[BEGIN Material]
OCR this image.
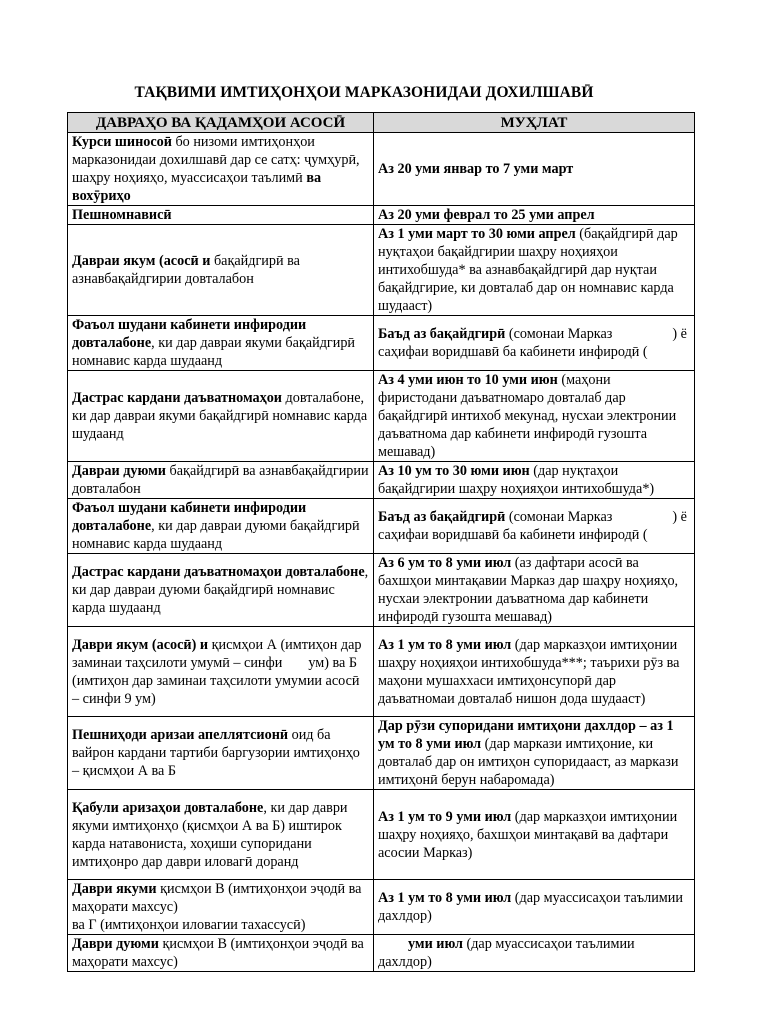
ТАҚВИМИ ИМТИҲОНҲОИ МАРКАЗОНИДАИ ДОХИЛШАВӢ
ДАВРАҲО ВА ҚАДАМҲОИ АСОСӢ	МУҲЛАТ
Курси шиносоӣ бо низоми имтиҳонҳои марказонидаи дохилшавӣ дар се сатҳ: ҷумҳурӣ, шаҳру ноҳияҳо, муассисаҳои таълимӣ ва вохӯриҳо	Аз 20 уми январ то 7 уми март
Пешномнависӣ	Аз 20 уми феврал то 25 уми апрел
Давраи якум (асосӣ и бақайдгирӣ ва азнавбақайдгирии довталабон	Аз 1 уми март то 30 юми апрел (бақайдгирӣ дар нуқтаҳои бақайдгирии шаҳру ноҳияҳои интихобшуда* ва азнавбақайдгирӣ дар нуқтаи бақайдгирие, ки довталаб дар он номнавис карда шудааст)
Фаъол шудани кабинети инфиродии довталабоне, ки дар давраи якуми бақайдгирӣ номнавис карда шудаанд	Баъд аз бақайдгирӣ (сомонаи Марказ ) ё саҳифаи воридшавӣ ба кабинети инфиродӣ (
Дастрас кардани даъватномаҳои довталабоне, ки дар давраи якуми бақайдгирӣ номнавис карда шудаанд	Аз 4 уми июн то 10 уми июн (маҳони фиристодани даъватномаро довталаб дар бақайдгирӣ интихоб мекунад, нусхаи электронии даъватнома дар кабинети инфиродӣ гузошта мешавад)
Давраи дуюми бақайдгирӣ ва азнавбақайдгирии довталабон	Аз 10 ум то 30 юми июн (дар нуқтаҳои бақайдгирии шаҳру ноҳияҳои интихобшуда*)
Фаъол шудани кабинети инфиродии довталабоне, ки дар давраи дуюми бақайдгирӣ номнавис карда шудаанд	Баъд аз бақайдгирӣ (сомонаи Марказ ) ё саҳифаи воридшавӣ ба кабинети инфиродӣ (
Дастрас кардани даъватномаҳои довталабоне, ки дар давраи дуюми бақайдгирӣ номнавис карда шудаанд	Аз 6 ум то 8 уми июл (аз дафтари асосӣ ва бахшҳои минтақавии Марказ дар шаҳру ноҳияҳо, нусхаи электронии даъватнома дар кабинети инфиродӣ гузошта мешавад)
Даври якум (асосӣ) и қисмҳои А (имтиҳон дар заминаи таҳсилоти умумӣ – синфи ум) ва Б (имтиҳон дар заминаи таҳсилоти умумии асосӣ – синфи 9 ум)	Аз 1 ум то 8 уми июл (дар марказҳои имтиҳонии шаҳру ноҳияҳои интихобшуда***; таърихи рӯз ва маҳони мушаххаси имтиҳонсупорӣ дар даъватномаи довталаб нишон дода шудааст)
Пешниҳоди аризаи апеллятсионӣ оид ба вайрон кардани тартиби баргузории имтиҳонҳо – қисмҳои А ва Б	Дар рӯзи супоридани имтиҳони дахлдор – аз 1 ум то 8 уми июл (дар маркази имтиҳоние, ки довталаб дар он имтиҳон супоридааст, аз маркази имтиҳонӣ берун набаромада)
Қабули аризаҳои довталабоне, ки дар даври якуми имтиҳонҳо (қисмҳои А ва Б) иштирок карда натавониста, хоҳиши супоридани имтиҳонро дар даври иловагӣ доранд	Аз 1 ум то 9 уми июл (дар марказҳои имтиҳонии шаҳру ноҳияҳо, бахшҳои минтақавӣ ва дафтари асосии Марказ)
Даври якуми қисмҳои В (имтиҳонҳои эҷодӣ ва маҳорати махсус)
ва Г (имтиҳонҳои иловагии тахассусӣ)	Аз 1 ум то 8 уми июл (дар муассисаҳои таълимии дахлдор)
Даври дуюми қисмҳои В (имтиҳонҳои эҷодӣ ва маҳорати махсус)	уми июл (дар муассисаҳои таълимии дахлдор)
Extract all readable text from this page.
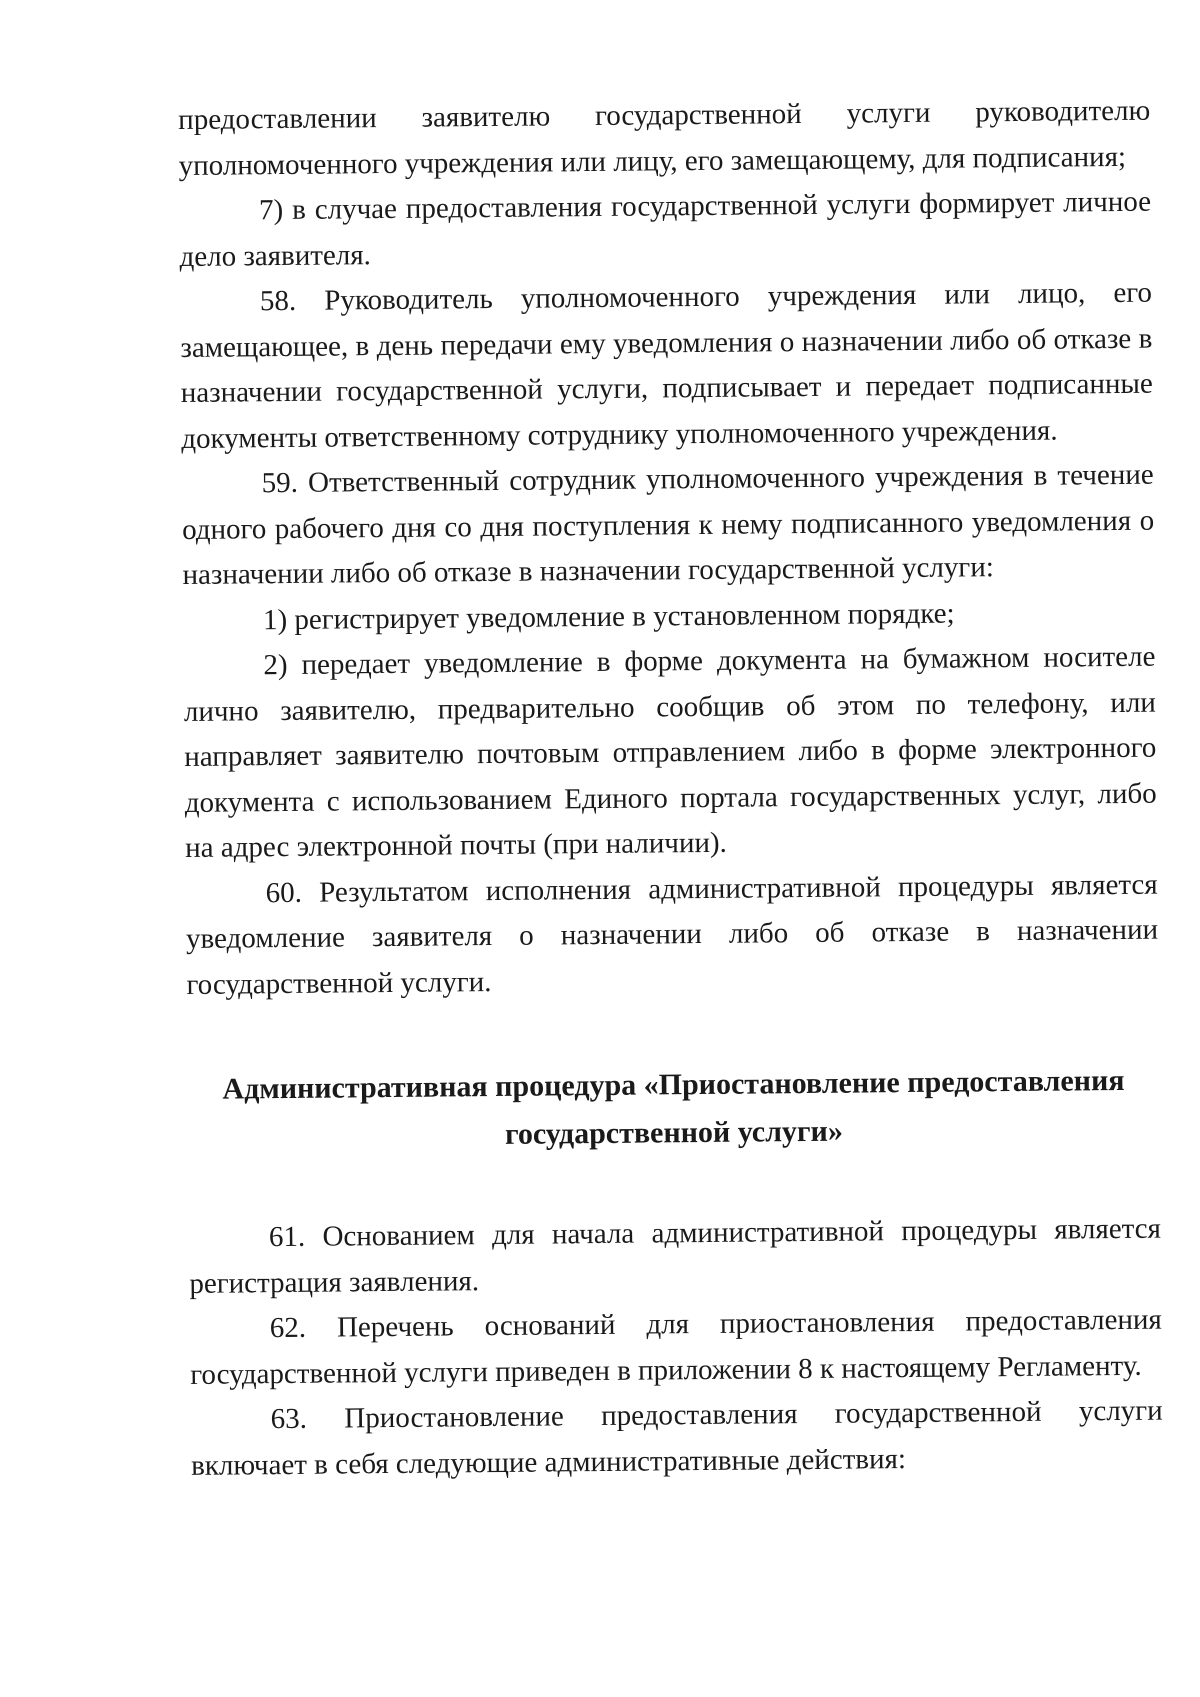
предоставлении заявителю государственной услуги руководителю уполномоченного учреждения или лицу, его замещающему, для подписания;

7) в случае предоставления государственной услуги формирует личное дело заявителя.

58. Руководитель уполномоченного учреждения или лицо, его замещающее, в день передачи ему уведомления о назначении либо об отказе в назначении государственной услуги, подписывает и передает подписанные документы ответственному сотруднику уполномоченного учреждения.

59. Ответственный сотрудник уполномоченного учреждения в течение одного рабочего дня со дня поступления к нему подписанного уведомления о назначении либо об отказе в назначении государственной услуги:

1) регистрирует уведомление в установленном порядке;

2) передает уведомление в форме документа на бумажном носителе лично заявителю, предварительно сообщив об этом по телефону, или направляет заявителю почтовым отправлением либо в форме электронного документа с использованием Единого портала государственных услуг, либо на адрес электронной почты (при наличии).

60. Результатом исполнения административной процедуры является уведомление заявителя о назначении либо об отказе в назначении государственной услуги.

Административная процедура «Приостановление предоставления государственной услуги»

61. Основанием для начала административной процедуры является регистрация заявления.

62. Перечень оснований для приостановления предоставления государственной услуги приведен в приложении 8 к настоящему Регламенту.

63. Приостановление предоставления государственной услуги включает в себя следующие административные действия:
[END Material]
To be done. Pick out the lines that include the word "муассисаҳои" and write them out.

Exercise result.
Курси шиносоӣ бо низоми имтиҳонҳои марказонидаи дохилшавӣ дар се сатҳ: ҷумҳурӣ, шаҳру ноҳияҳо, муассисаҳои таълимӣ ва вохӯриҳо	Аз 20 уми январ то 7 уми март
ва Г (имтиҳонҳои иловагии тахассусӣ)	Аз 1 ум то 8 уми июл (дар муассисаҳои таълимии дахлдор)
Даври дуюми қисмҳои В (имтиҳонҳои эҷодӣ ва маҳорати махсус)	уми июл (дар муассисаҳои таълимии дахлдор)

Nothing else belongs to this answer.